Provide the count of lines that hold "xlabel" and no other output.

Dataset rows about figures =

※ ※ ※

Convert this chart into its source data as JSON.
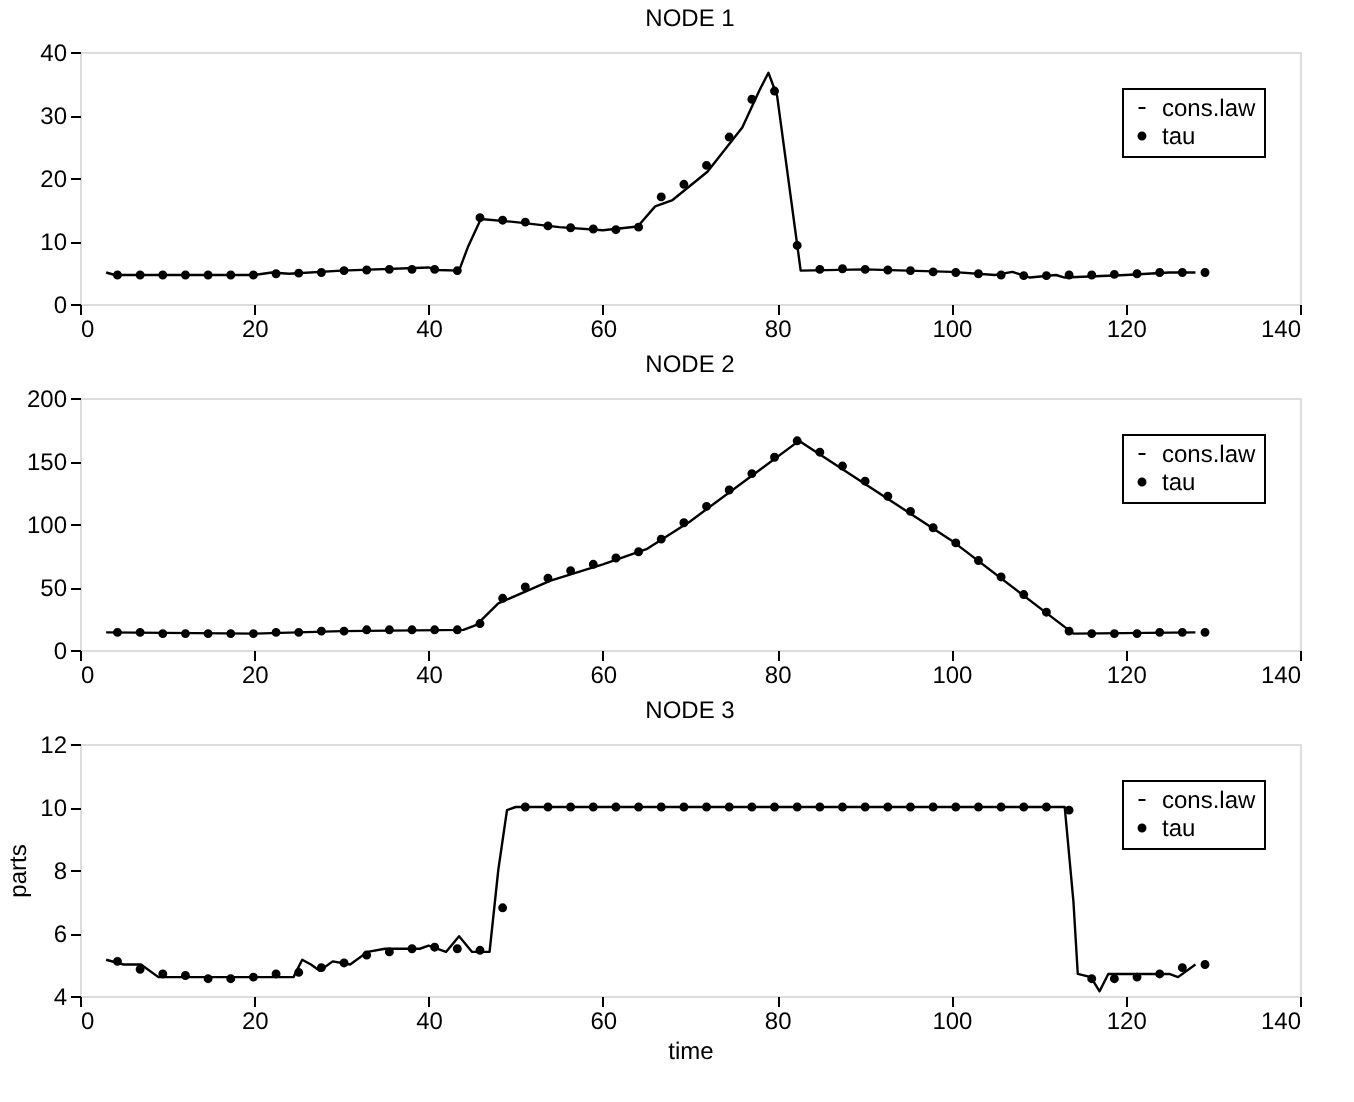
{
  "chart_data": [
    {
      "type": "line",
      "title": "NODE 1",
      "xlim": [
        0,
        140
      ],
      "xticks": [
        0,
        20,
        40,
        60,
        80,
        100,
        120,
        140
      ],
      "ylim": [
        0,
        40
      ],
      "yticks": [
        0,
        10,
        20,
        30,
        40
      ],
      "grid": false,
      "legend": "top right",
      "series": [
        {
          "name": "cons.law",
          "type": "line",
          "color": "#000000",
          "line_style": "solid",
          "x": [
            3,
            4,
            20,
            22,
            24,
            30,
            40,
            41,
            43.5,
            44.5,
            46,
            50,
            55,
            60,
            64,
            66,
            68,
            72,
            76,
            78,
            79,
            80,
            82.7,
            90,
            100,
            105,
            107,
            109,
            112,
            113,
            120,
            125,
            128
          ],
          "values": [
            5.0,
            4.6,
            4.6,
            5.0,
            4.8,
            5.3,
            5.8,
            5.4,
            5.3,
            9,
            13.5,
            13.0,
            12.2,
            11.7,
            12.3,
            15.5,
            16.5,
            21,
            28,
            34,
            36.7,
            33,
            5.3,
            5.5,
            5.1,
            4.6,
            5.1,
            4.2,
            4.6,
            4.2,
            4.6,
            5.0,
            5.0
          ]
        },
        {
          "name": "tau",
          "type": "scatter",
          "color": "#000000",
          "marker": "circle",
          "x": [
            4.3,
            6.9,
            9.5,
            12.1,
            14.7,
            17.3,
            19.9,
            22.5,
            25.1,
            27.7,
            30.3,
            32.9,
            35.5,
            38.1,
            40.7,
            43.3,
            45.9,
            48.5,
            51.1,
            53.7,
            56.3,
            58.9,
            61.5,
            64.1,
            66.7,
            69.3,
            71.9,
            74.5,
            77.1,
            79.7,
            82.3,
            84.9,
            87.5,
            90.1,
            92.7,
            95.3,
            97.9,
            100.5,
            103.1,
            105.7,
            108.3,
            110.9,
            113.5,
            116.1,
            118.7,
            121.3,
            123.9,
            126.5,
            129.1
          ],
          "values": [
            4.6,
            4.6,
            4.6,
            4.6,
            4.6,
            4.6,
            4.6,
            4.8,
            4.9,
            5.0,
            5.3,
            5.4,
            5.5,
            5.5,
            5.5,
            5.3,
            13.7,
            13.3,
            13.0,
            12.4,
            12.1,
            11.9,
            11.8,
            12.2,
            17,
            19,
            22,
            26.5,
            32.5,
            33.8,
            9.3,
            5.5,
            5.6,
            5.5,
            5.4,
            5.3,
            5.1,
            5.0,
            4.8,
            4.6,
            4.5,
            4.5,
            4.6,
            4.6,
            4.7,
            4.8,
            5.0,
            5.0,
            5.0
          ]
        }
      ]
    },
    {
      "type": "line",
      "title": "NODE 2",
      "xlim": [
        0,
        140
      ],
      "xticks": [
        0,
        20,
        40,
        60,
        80,
        100,
        120,
        140
      ],
      "ylim": [
        0,
        200
      ],
      "yticks": [
        0,
        50,
        100,
        150,
        200
      ],
      "grid": false,
      "legend": "top right",
      "series": [
        {
          "name": "cons.law",
          "type": "line",
          "color": "#000000",
          "line_style": "solid",
          "x": [
            3,
            20,
            30,
            44,
            45.5,
            48,
            54,
            60,
            65,
            70,
            82.5,
            100,
            114,
            128
          ],
          "values": [
            14,
            13,
            15,
            16,
            20,
            37,
            55,
            68,
            80,
            102,
            166,
            87,
            13,
            14
          ]
        },
        {
          "name": "tau",
          "type": "scatter",
          "color": "#000000",
          "marker": "circle",
          "x": [
            4.3,
            6.9,
            9.5,
            12.1,
            14.7,
            17.3,
            19.9,
            22.5,
            25.1,
            27.7,
            30.3,
            32.9,
            35.5,
            38.1,
            40.7,
            43.3,
            45.9,
            48.5,
            51.1,
            53.7,
            56.3,
            58.9,
            61.5,
            64.1,
            66.7,
            69.3,
            71.9,
            74.5,
            77.1,
            79.7,
            82.3,
            84.9,
            87.5,
            90.1,
            92.7,
            95.3,
            97.9,
            100.5,
            103.1,
            105.7,
            108.3,
            110.9,
            113.5,
            116.1,
            118.7,
            121.3,
            123.9,
            126.5,
            129.1
          ],
          "values": [
            14,
            14,
            13,
            13,
            13,
            13,
            13,
            14,
            14,
            15,
            15,
            16,
            16,
            16,
            16,
            16,
            21,
            41,
            50,
            57,
            63,
            68,
            73,
            78,
            88,
            101,
            114,
            127,
            140,
            153,
            166,
            157,
            146,
            134,
            122,
            110,
            97,
            85,
            71,
            58,
            44,
            30,
            15,
            13,
            13,
            13,
            14,
            14,
            14
          ]
        }
      ]
    },
    {
      "type": "line",
      "title": "NODE 3",
      "xlabel": "time",
      "ylabel": "parts",
      "xlim": [
        0,
        140
      ],
      "xticks": [
        0,
        20,
        40,
        60,
        80,
        100,
        120,
        140
      ],
      "ylim": [
        4,
        12
      ],
      "yticks": [
        4,
        6,
        8,
        10,
        12
      ],
      "grid": false,
      "legend": "top right",
      "series": [
        {
          "name": "cons.law",
          "type": "line",
          "color": "#000000",
          "line_style": "solid",
          "x": [
            3,
            5,
            7,
            9,
            23,
            24.5,
            25.5,
            26.5,
            27.5,
            29,
            31,
            33,
            35,
            39,
            40,
            42,
            43.5,
            45,
            47,
            48,
            49,
            50,
            113,
            114,
            114.5,
            116,
            117,
            118,
            125,
            126,
            128
          ],
          "values": [
            5.15,
            5.0,
            5.0,
            4.6,
            4.6,
            4.6,
            5.15,
            5.0,
            4.8,
            5.1,
            5.0,
            5.4,
            5.5,
            5.5,
            5.6,
            5.4,
            5.9,
            5.4,
            5.4,
            8,
            9.9,
            10,
            10,
            7,
            4.7,
            4.6,
            4.15,
            4.7,
            4.7,
            4.6,
            5.0
          ]
        },
        {
          "name": "tau",
          "type": "scatter",
          "color": "#000000",
          "marker": "circle",
          "x": [
            4.3,
            6.9,
            9.5,
            12.1,
            14.7,
            17.3,
            19.9,
            22.5,
            25.1,
            27.7,
            30.3,
            32.9,
            35.5,
            38.1,
            40.7,
            43.3,
            45.9,
            48.5,
            51.1,
            53.7,
            56.3,
            58.9,
            61.5,
            64.1,
            66.7,
            69.3,
            71.9,
            74.5,
            77.1,
            79.7,
            82.3,
            84.9,
            87.5,
            90.1,
            92.7,
            95.3,
            97.9,
            100.5,
            103.1,
            105.7,
            108.3,
            110.9,
            113.5,
            116.1,
            118.7,
            121.3,
            123.9,
            126.5,
            129.1
          ],
          "values": [
            5.1,
            4.85,
            4.7,
            4.65,
            4.55,
            4.55,
            4.6,
            4.7,
            4.75,
            4.9,
            5.05,
            5.3,
            5.4,
            5.5,
            5.55,
            5.5,
            5.45,
            6.8,
            10,
            10,
            10,
            10,
            10,
            10,
            10,
            10,
            10,
            10,
            10,
            10,
            10,
            10,
            10,
            10,
            10,
            10,
            10,
            10,
            10,
            10,
            10,
            10,
            9.9,
            4.55,
            4.55,
            4.6,
            4.7,
            4.9,
            5.0
          ]
        }
      ]
    }
  ]
}
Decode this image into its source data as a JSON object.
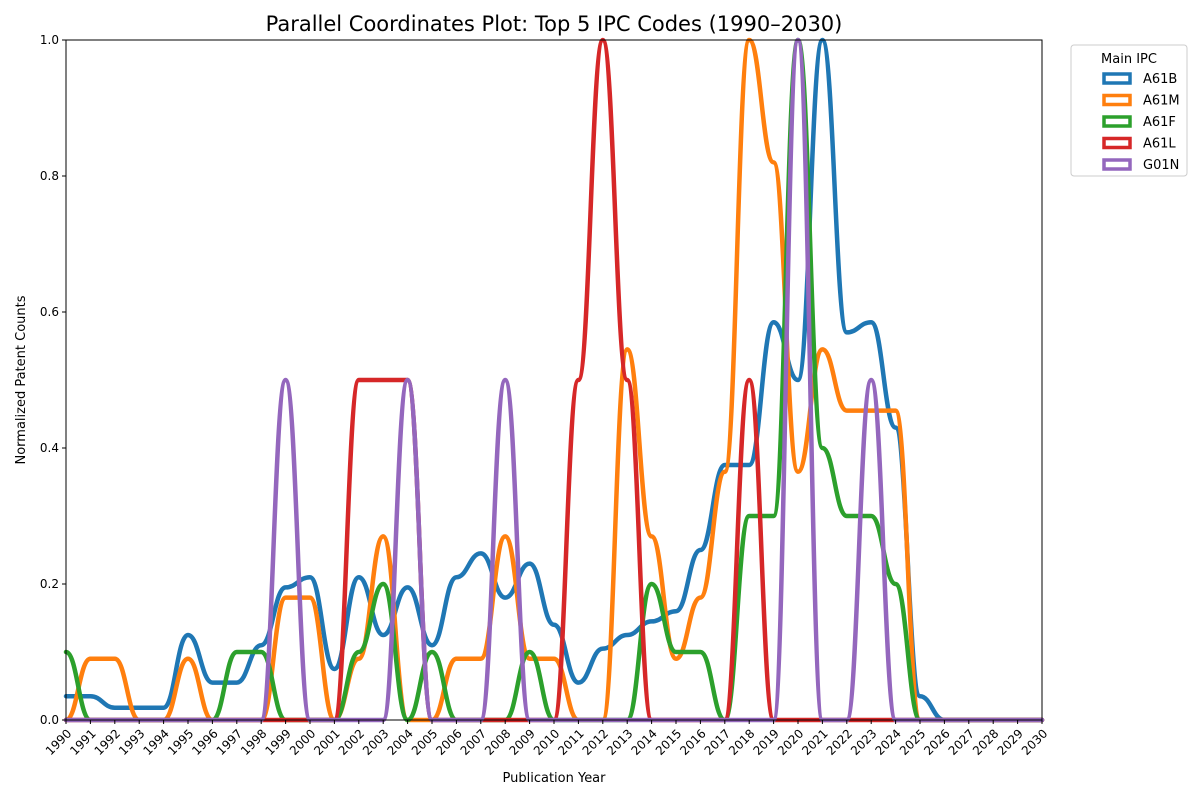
{
  "chart_data": {
    "type": "line",
    "title": "Parallel Coordinates Plot: Top 5 IPC Codes (1990–2030)",
    "xlabel": "Publication Year",
    "ylabel": "Normalized Patent Counts",
    "ylim": [
      0,
      1
    ],
    "yticks": [
      "0.0",
      "0.2",
      "0.4",
      "0.6",
      "0.8",
      "1.0"
    ],
    "categories": [
      "1990",
      "1991",
      "1992",
      "1993",
      "1994",
      "1995",
      "1996",
      "1997",
      "1998",
      "1999",
      "2000",
      "2001",
      "2002",
      "2003",
      "2004",
      "2005",
      "2006",
      "2007",
      "2008",
      "2009",
      "2010",
      "2011",
      "2012",
      "2013",
      "2014",
      "2015",
      "2016",
      "2017",
      "2018",
      "2019",
      "2020",
      "2021",
      "2022",
      "2023",
      "2024",
      "2025",
      "2026",
      "2027",
      "2028",
      "2029",
      "2030"
    ],
    "legend": {
      "title": "Main IPC",
      "placement": "outside-top-right"
    },
    "grid": false,
    "series": [
      {
        "name": "A61B",
        "color": "#1f77b4",
        "values": [
          0.035,
          0.035,
          0.018,
          0.018,
          0.018,
          0.125,
          0.055,
          0.055,
          0.11,
          0.195,
          0.21,
          0.075,
          0.21,
          0.125,
          0.195,
          0.11,
          0.21,
          0.245,
          0.18,
          0.23,
          0.14,
          0.055,
          0.105,
          0.125,
          0.145,
          0.16,
          0.25,
          0.375,
          0.375,
          0.585,
          0.5,
          1.0,
          0.57,
          0.585,
          0.43,
          0.035,
          0,
          0,
          0,
          0,
          0
        ]
      },
      {
        "name": "A61M",
        "color": "#ff7f0e",
        "values": [
          0,
          0.09,
          0.09,
          0,
          0,
          0.09,
          0,
          0,
          0,
          0.18,
          0.18,
          0,
          0.09,
          0.27,
          0,
          0,
          0.09,
          0.09,
          0.27,
          0.09,
          0.09,
          0,
          0,
          0.545,
          0.27,
          0.09,
          0.18,
          0.365,
          1.0,
          0.82,
          0.365,
          0.545,
          0.455,
          0.455,
          0.455,
          0,
          0,
          0,
          0,
          0,
          0
        ]
      },
      {
        "name": "A61F",
        "color": "#2ca02c",
        "values": [
          0.1,
          0,
          0,
          0,
          0,
          0,
          0,
          0.1,
          0.1,
          0,
          0,
          0,
          0.1,
          0.2,
          0,
          0.1,
          0,
          0,
          0,
          0.1,
          0,
          0,
          0,
          0,
          0.2,
          0.1,
          0.1,
          0,
          0.3,
          0.3,
          1.0,
          0.4,
          0.3,
          0.3,
          0.2,
          0,
          0,
          0,
          0,
          0,
          0
        ]
      },
      {
        "name": "A61L",
        "color": "#d62728",
        "values": [
          0,
          0,
          0,
          0,
          0,
          0,
          0,
          0,
          0,
          0,
          0,
          0,
          0.5,
          0.5,
          0.5,
          0,
          0,
          0,
          0,
          0,
          0,
          0.5,
          1.0,
          0.5,
          0,
          0,
          0,
          0,
          0.5,
          0,
          0,
          0,
          0,
          0,
          0,
          0,
          0,
          0,
          0,
          0,
          0
        ]
      },
      {
        "name": "G01N",
        "color": "#9467bd",
        "values": [
          0,
          0,
          0,
          0,
          0,
          0,
          0,
          0,
          0,
          0.5,
          0,
          0,
          0,
          0,
          0.5,
          0,
          0,
          0,
          0.5,
          0,
          0,
          0,
          0,
          0,
          0,
          0,
          0,
          0,
          0,
          0,
          1.0,
          0,
          0,
          0.5,
          0,
          0,
          0,
          0,
          0,
          0,
          0
        ]
      }
    ]
  }
}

※ ※ ※

FINAL RESULT = 2